:: Input
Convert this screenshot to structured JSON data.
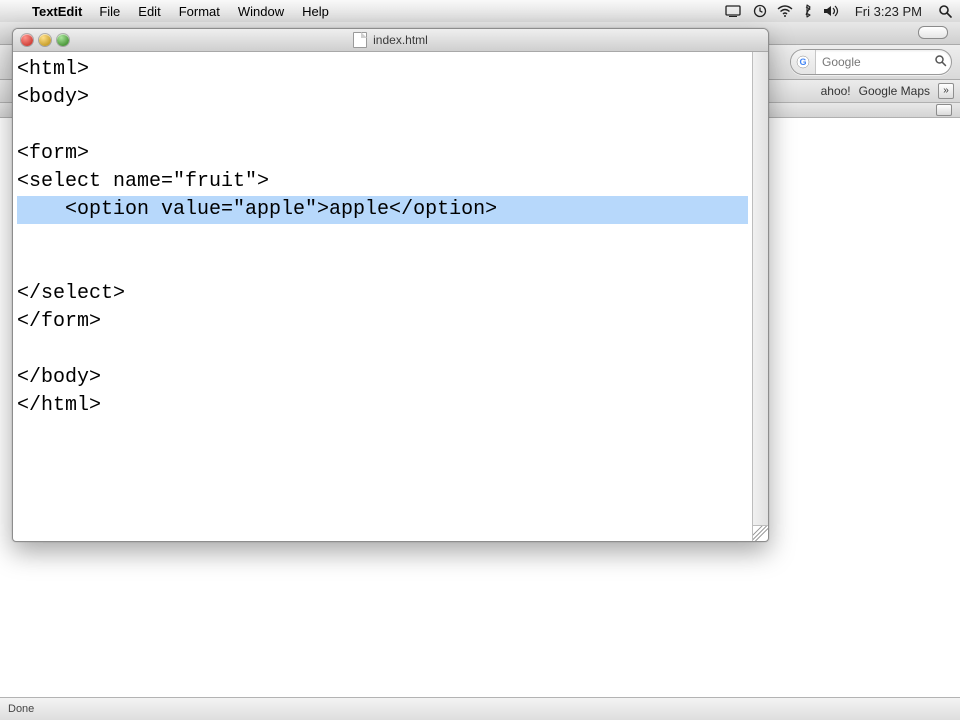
{
  "menubar": {
    "app": "TextEdit",
    "items": [
      "File",
      "Edit",
      "Format",
      "Window",
      "Help"
    ],
    "clock": "Fri 3:23 PM"
  },
  "browser": {
    "search_placeholder": "Google",
    "bookmarks": [
      "ahoo!",
      "Google Maps"
    ]
  },
  "window": {
    "title": "index.html"
  },
  "editor": {
    "lines": [
      "<html>",
      "<body>",
      "",
      "<form>",
      "<select name=\"fruit\">",
      "    <option value=\"apple\">apple</option>",
      "",
      "",
      "</select>",
      "</form>",
      "",
      "</body>",
      "</html>"
    ],
    "selected_line_index": 5
  },
  "statusbar": {
    "text": "Done"
  }
}
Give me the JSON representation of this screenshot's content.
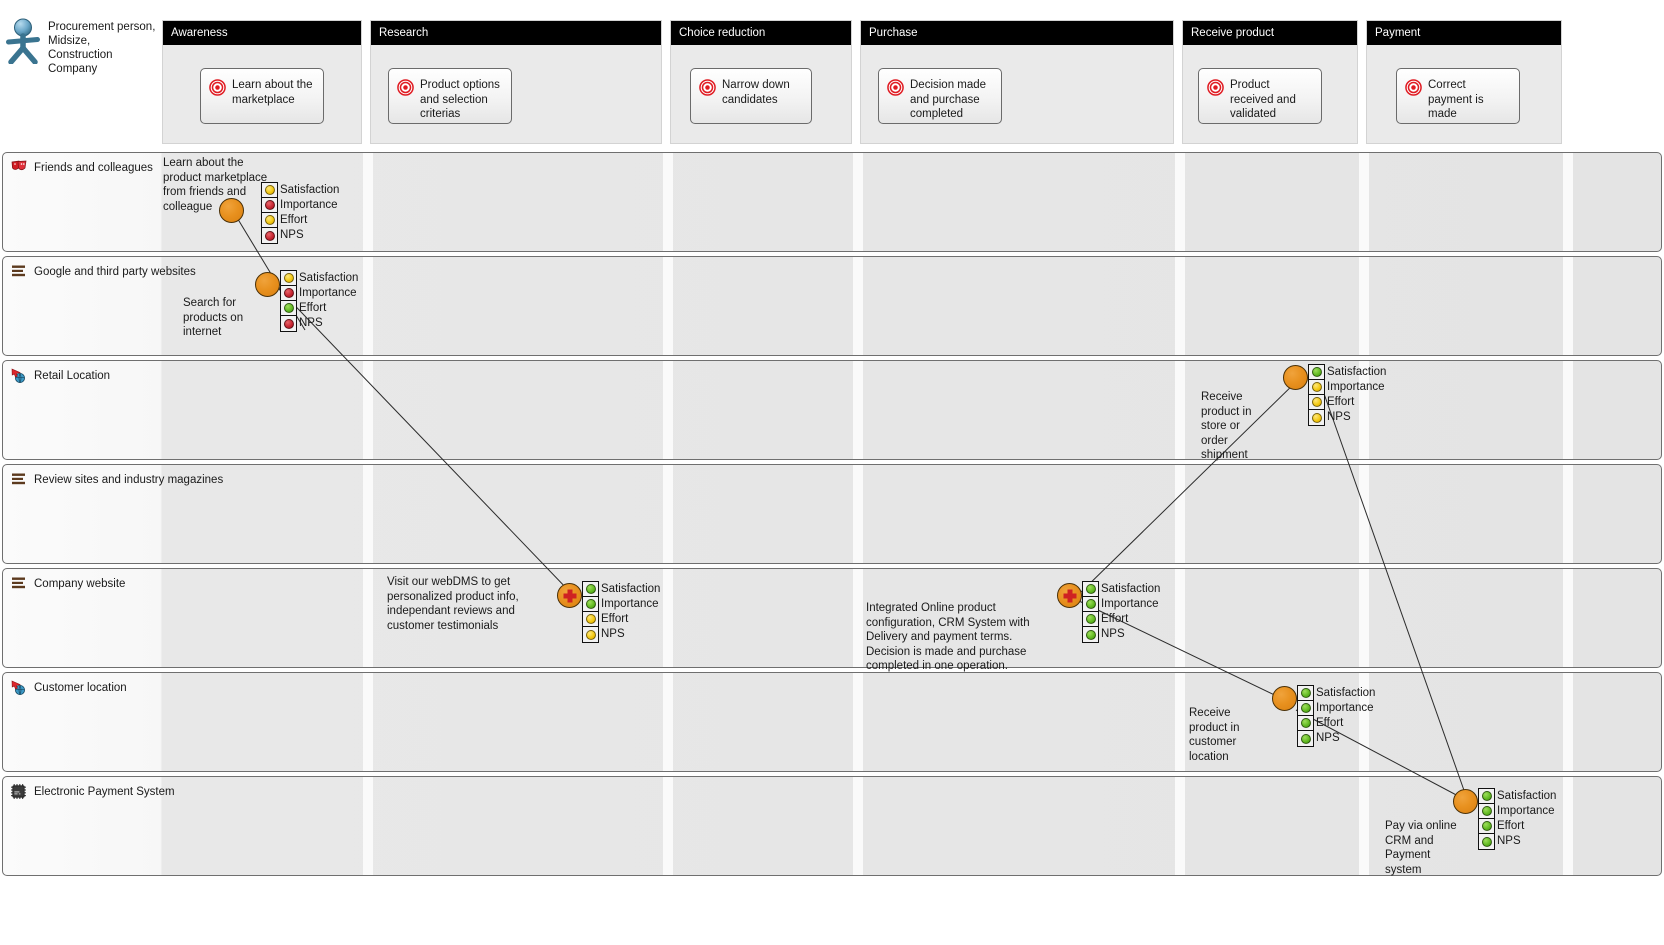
{
  "persona": {
    "label": "Procurement person, Midsize, Construction Company",
    "icon": "persona-actor-icon"
  },
  "phases": [
    {
      "key": "awareness",
      "title": "Awareness",
      "goal": "Learn about the marketplace"
    },
    {
      "key": "research",
      "title": "Research",
      "goal": "Product options and selection criterias"
    },
    {
      "key": "choice_reduction",
      "title": "Choice reduction",
      "goal": "Narrow down candidates"
    },
    {
      "key": "purchase",
      "title": "Purchase",
      "goal": "Decision made and purchase completed"
    },
    {
      "key": "receive_product",
      "title": "Receive product",
      "goal": "Product received and validated"
    },
    {
      "key": "payment",
      "title": "Payment",
      "goal": "Correct payment is made"
    }
  ],
  "metric_labels": [
    "Satisfaction",
    "Importance",
    "Effort",
    "NPS"
  ],
  "lanes": [
    {
      "key": "friends",
      "title": "Friends and colleagues",
      "icon": "theatre-masks-icon"
    },
    {
      "key": "google",
      "title": "Google and third party websites",
      "icon": "web-page-icon"
    },
    {
      "key": "retail",
      "title": "Retail Location",
      "icon": "location-globe-icon"
    },
    {
      "key": "review",
      "title": "Review sites and industry magazines",
      "icon": "web-page-icon"
    },
    {
      "key": "company",
      "title": "Company website",
      "icon": "web-page-icon"
    },
    {
      "key": "customer",
      "title": "Customer location",
      "icon": "location-globe-icon"
    },
    {
      "key": "payment",
      "title": "Electronic Payment System",
      "icon": "microchip-icon"
    }
  ],
  "touchpoints": [
    {
      "id": "tp1",
      "lane": "friends",
      "phase": "awareness",
      "note": "Learn about the product marketplace from friends and colleague",
      "marker": "plain",
      "metrics": [
        "yellow",
        "red",
        "yellow",
        "red"
      ]
    },
    {
      "id": "tp2",
      "lane": "google",
      "phase": "awareness",
      "note": "Search for products on internet",
      "marker": "plain",
      "metrics": [
        "yellow",
        "red",
        "green",
        "red"
      ]
    },
    {
      "id": "tp3",
      "lane": "company",
      "phase": "research",
      "note": "Visit our webDMS to get personalized product info, independant reviews and customer testimonials",
      "marker": "system",
      "metrics": [
        "green",
        "green",
        "yellow",
        "yellow"
      ]
    },
    {
      "id": "tp4",
      "lane": "company",
      "phase": "purchase",
      "note": "Integrated Online product configuration, CRM System with Delivery and payment terms. Decision is made and purchase completed in one operation.",
      "marker": "system",
      "metrics": [
        "green",
        "green",
        "green",
        "green"
      ]
    },
    {
      "id": "tp5",
      "lane": "retail",
      "phase": "receive_product",
      "note": "Receive product in store or order shipment",
      "marker": "plain",
      "metrics": [
        "green",
        "yellow",
        "yellow",
        "yellow"
      ]
    },
    {
      "id": "tp6",
      "lane": "customer",
      "phase": "receive_product",
      "note": "Receive product in customer location",
      "marker": "plain",
      "metrics": [
        "green",
        "green",
        "green",
        "green"
      ]
    },
    {
      "id": "tp7",
      "lane": "payment",
      "phase": "payment",
      "note": "Pay via online CRM and Payment system",
      "marker": "plain",
      "metrics": [
        "green",
        "green",
        "green",
        "green"
      ]
    }
  ],
  "colors": {
    "header_band": "#000000",
    "phase_fill": "#eaeaea",
    "touchpoint": "#e8911f",
    "good": "#5fb81f",
    "warn": "#f2c60c",
    "bad": "#c62430"
  }
}
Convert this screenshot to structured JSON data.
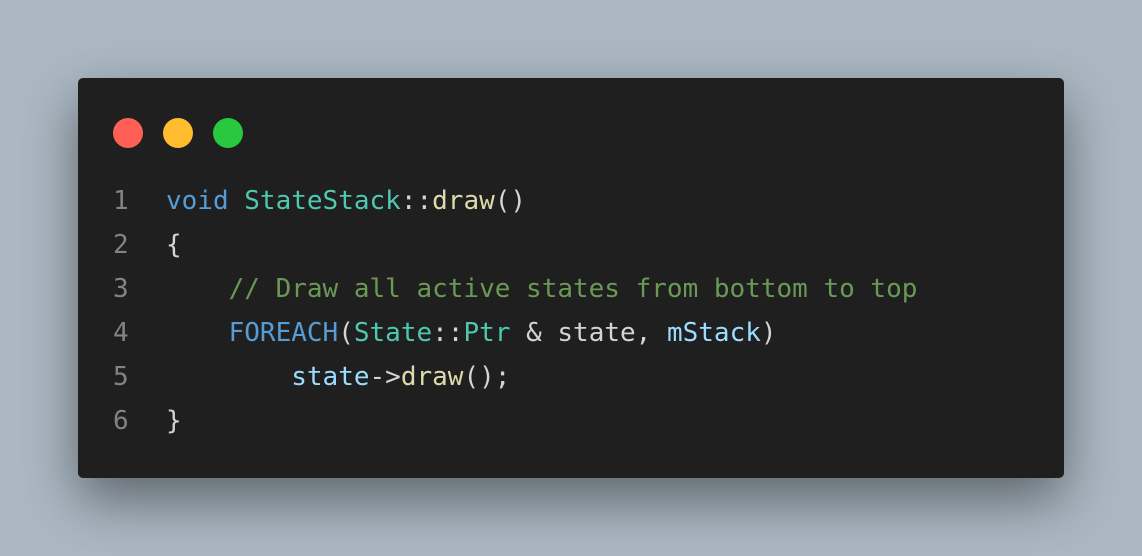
{
  "window_controls": [
    {
      "name": "close",
      "color": "#ff5f57"
    },
    {
      "name": "minimize",
      "color": "#febc2e"
    },
    {
      "name": "maximize",
      "color": "#28c840"
    }
  ],
  "lines": [
    {
      "num": "1",
      "indent": "",
      "tokens": [
        {
          "text": "void",
          "type": "keyword"
        },
        {
          "text": " ",
          "type": "plain"
        },
        {
          "text": "StateStack",
          "type": "type"
        },
        {
          "text": "::",
          "type": "plain"
        },
        {
          "text": "draw",
          "type": "func"
        },
        {
          "text": "()",
          "type": "plain"
        }
      ]
    },
    {
      "num": "2",
      "indent": "",
      "tokens": [
        {
          "text": "{",
          "type": "plain"
        }
      ]
    },
    {
      "num": "3",
      "indent": "    ",
      "tokens": [
        {
          "text": "// Draw all active states from bottom to top",
          "type": "comment"
        }
      ]
    },
    {
      "num": "4",
      "indent": "    ",
      "tokens": [
        {
          "text": "FOREACH",
          "type": "keyword"
        },
        {
          "text": "(",
          "type": "plain"
        },
        {
          "text": "State",
          "type": "type"
        },
        {
          "text": "::",
          "type": "plain"
        },
        {
          "text": "Ptr",
          "type": "type"
        },
        {
          "text": " & state, ",
          "type": "plain"
        },
        {
          "text": "mStack",
          "type": "var"
        },
        {
          "text": ")",
          "type": "plain"
        }
      ]
    },
    {
      "num": "5",
      "indent": "        ",
      "tokens": [
        {
          "text": "state",
          "type": "var"
        },
        {
          "text": "->",
          "type": "plain"
        },
        {
          "text": "draw",
          "type": "func"
        },
        {
          "text": "();",
          "type": "plain"
        }
      ]
    },
    {
      "num": "6",
      "indent": "",
      "tokens": [
        {
          "text": "}",
          "type": "plain"
        }
      ]
    }
  ]
}
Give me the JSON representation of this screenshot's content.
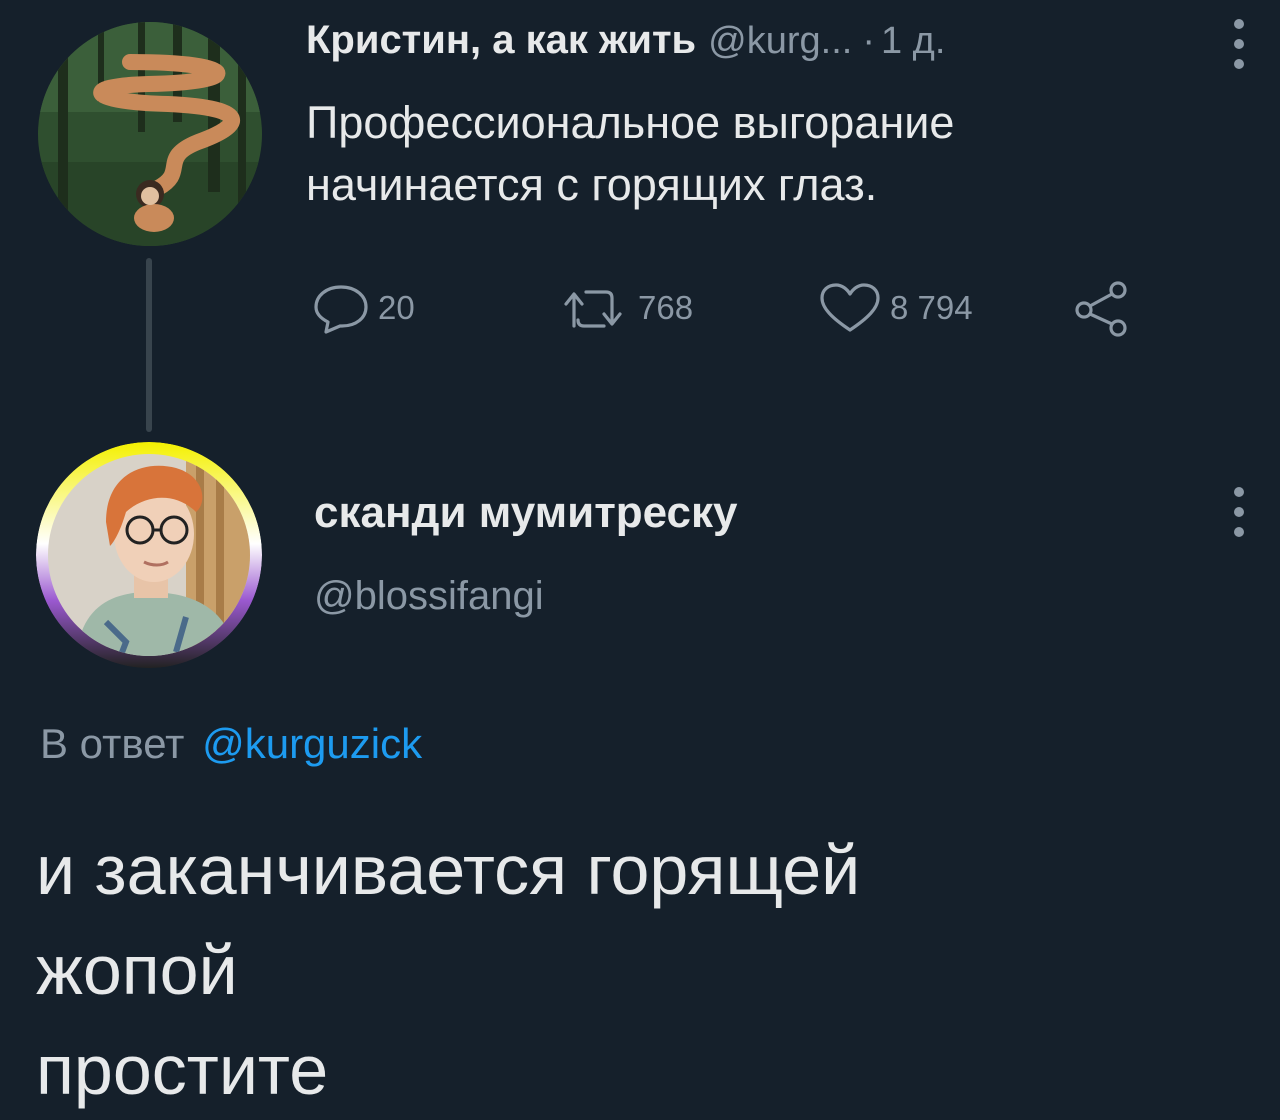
{
  "colors": {
    "background": "#15202b",
    "text_primary": "#e7e9ea",
    "text_secondary": "#8b98a5",
    "accent_link": "#1d9bf0",
    "thread_line": "#38444d"
  },
  "parent_tweet": {
    "author_name": "Кристин, а как жить",
    "author_handle": "@kurg...",
    "separator": "·",
    "time": "1 д.",
    "text_lines": [
      "Профессиональное выгорание",
      "начинается с горящих глаз."
    ],
    "actions": {
      "reply_icon": "reply-icon",
      "reply_count": "20",
      "retweet_icon": "retweet-icon",
      "retweet_count": "768",
      "like_icon": "heart-icon",
      "like_count": "8 794",
      "share_icon": "share-icon"
    },
    "more_icon": "more-vertical-icon"
  },
  "reply_tweet": {
    "author_name": "сканди мумитреску",
    "author_handle": "@blossifangi",
    "reply_to_label": "В ответ",
    "reply_to_mention": "@kurguzick",
    "text_lines": [
      "и заканчивается горящей",
      "жопой",
      "простите"
    ],
    "more_icon": "more-vertical-icon"
  }
}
::::
What is asked → Find the lines above holding the word "from" and show them.

Solution below →
      "note": "Learn about the product marketplace from friends and colleague",
          "text": "// Draw all active states from bottom to top",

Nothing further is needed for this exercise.